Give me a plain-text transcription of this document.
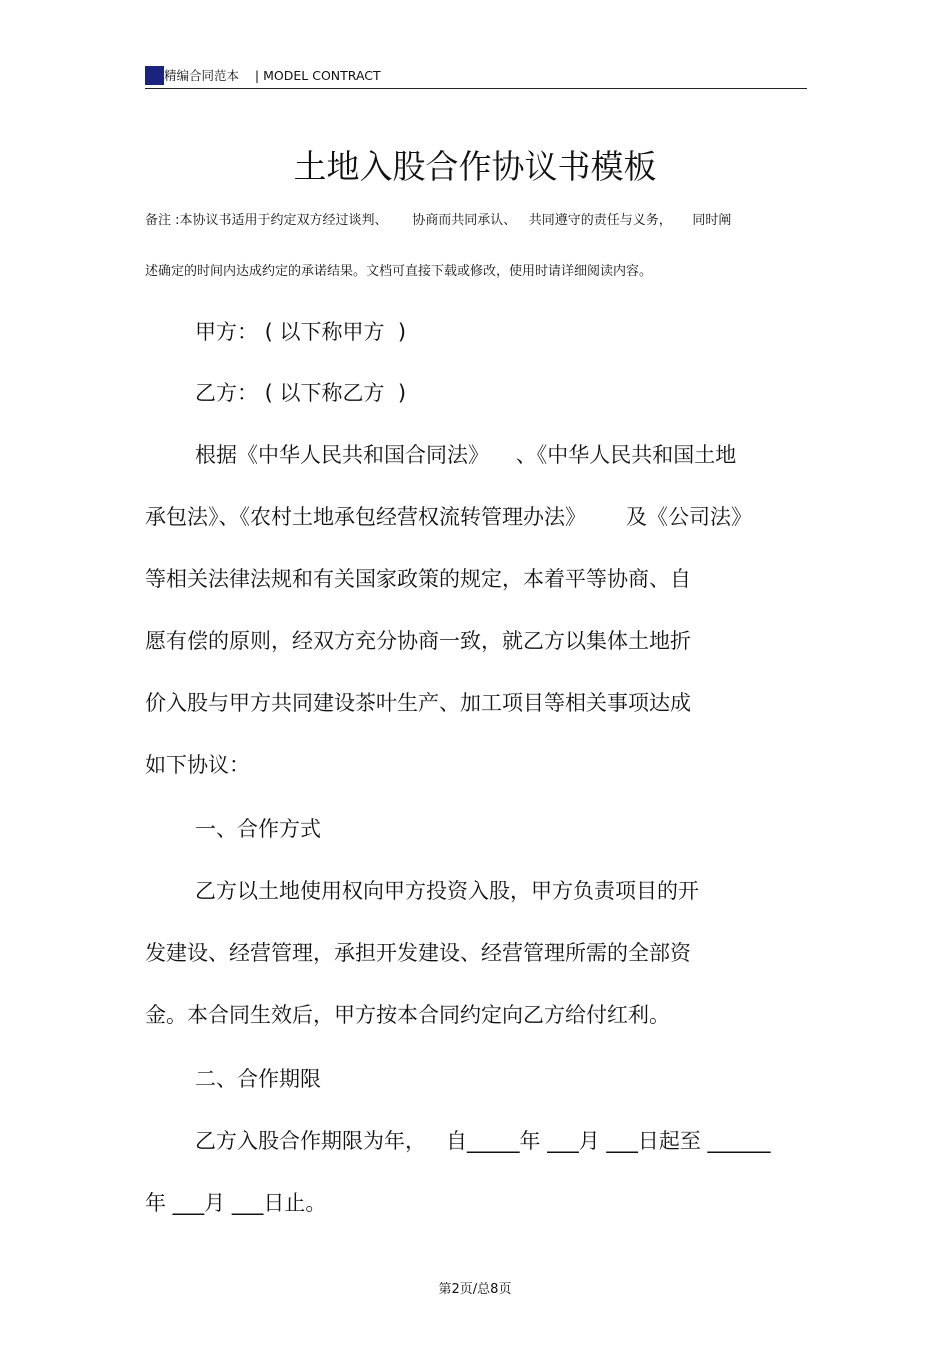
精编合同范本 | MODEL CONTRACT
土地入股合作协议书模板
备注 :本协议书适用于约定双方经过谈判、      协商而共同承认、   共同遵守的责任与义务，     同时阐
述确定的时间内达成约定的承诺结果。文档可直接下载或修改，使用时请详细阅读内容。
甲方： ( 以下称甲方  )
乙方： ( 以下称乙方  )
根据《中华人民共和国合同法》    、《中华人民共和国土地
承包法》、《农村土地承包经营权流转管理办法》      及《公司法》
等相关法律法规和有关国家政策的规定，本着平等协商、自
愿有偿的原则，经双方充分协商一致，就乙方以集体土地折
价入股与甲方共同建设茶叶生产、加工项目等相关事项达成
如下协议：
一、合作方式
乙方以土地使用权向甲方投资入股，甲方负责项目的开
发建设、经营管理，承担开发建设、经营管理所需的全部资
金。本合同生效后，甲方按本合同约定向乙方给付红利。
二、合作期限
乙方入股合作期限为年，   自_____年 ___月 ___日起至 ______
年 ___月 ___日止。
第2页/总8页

· · ·

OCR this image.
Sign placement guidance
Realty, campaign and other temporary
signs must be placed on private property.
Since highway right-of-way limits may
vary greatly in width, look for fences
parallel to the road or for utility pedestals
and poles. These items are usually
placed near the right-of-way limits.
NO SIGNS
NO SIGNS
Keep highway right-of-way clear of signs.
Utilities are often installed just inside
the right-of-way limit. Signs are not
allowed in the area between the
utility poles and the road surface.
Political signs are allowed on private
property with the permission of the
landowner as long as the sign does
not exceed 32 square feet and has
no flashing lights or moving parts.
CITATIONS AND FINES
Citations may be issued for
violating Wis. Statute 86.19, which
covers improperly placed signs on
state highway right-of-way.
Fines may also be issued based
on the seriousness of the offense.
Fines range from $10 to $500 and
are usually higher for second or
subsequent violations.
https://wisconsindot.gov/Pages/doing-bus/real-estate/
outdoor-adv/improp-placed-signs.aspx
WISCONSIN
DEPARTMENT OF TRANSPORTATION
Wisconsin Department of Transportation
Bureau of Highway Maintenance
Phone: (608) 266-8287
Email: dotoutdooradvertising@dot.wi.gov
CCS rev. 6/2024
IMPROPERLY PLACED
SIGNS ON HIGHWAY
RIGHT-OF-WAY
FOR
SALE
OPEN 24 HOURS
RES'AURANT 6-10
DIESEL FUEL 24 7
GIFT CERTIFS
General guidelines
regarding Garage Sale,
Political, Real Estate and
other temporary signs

· · ·

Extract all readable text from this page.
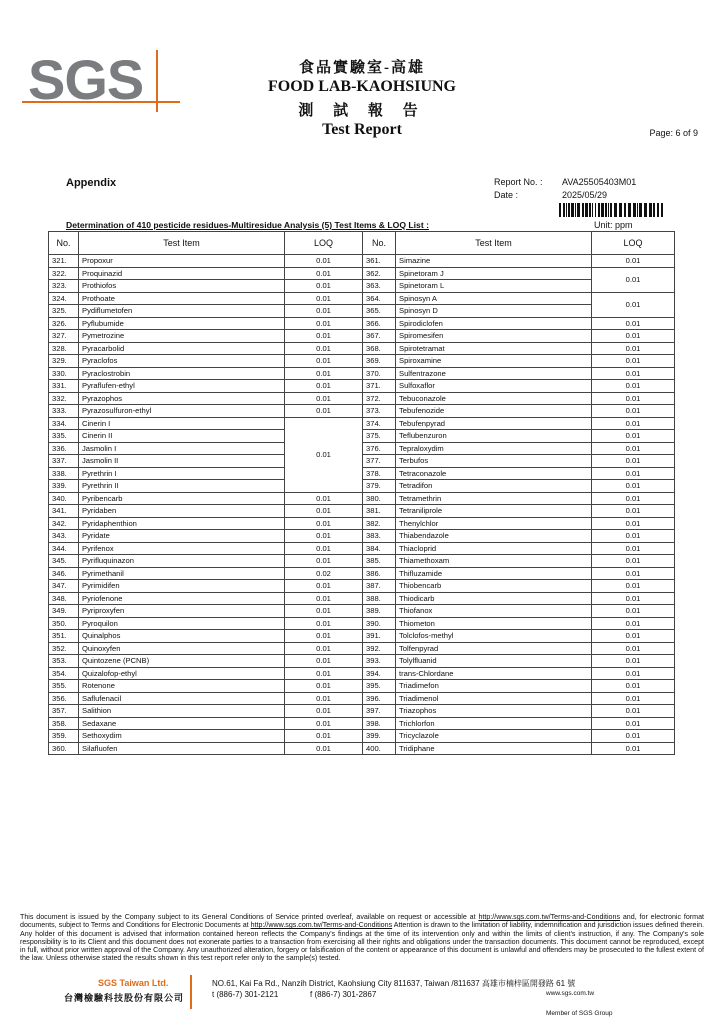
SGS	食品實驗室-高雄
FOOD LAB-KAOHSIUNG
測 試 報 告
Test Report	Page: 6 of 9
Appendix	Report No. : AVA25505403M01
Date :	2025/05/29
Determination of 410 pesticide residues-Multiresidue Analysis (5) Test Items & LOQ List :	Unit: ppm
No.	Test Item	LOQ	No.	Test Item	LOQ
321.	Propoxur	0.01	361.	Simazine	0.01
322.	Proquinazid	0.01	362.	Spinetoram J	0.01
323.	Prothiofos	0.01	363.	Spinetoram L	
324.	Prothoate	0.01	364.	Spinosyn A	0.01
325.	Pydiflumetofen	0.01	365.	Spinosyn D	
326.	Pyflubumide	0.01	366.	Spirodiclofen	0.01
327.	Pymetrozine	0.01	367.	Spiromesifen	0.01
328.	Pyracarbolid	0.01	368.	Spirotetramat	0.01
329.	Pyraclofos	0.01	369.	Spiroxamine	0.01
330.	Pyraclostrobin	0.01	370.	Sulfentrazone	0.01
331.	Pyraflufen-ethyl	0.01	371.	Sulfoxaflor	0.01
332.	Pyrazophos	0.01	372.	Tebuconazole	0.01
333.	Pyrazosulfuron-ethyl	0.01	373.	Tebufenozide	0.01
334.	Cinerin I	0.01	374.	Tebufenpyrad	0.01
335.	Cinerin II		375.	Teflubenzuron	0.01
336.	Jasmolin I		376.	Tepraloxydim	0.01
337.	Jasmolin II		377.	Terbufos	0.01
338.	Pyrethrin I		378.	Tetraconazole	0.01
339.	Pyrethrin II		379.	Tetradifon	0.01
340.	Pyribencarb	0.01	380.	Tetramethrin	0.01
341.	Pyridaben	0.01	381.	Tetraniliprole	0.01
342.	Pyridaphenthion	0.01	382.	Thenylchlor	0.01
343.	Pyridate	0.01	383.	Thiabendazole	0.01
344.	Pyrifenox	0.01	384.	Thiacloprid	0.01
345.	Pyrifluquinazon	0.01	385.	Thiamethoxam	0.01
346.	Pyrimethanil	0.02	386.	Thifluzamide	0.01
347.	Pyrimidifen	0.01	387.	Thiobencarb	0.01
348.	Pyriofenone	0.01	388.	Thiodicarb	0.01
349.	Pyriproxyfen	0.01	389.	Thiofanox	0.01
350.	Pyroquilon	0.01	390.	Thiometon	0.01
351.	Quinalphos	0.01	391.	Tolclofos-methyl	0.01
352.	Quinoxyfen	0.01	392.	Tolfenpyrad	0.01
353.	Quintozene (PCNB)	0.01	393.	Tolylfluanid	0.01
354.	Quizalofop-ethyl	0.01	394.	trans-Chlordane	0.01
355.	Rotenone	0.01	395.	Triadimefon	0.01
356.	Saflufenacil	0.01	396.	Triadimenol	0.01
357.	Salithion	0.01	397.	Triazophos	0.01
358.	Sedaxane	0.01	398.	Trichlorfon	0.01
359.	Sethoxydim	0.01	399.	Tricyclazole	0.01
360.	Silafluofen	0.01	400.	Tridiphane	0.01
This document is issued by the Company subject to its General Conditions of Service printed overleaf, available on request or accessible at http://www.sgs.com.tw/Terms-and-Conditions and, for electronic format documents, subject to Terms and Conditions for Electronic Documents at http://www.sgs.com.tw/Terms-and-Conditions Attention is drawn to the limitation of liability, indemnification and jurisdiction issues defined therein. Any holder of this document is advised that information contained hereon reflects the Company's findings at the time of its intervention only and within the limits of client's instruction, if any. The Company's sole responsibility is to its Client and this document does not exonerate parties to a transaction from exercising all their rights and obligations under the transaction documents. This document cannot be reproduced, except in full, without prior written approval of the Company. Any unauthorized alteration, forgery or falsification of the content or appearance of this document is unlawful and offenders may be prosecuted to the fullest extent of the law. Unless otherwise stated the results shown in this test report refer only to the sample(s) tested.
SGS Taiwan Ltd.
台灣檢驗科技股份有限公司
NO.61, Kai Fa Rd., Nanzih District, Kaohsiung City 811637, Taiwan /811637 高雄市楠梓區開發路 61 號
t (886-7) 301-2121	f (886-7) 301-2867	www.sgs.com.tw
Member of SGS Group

· · ·

Read the entries and pick out all lines that include the word "utility".

parallel to the road or for utility pedestals
utility poles and the road surface.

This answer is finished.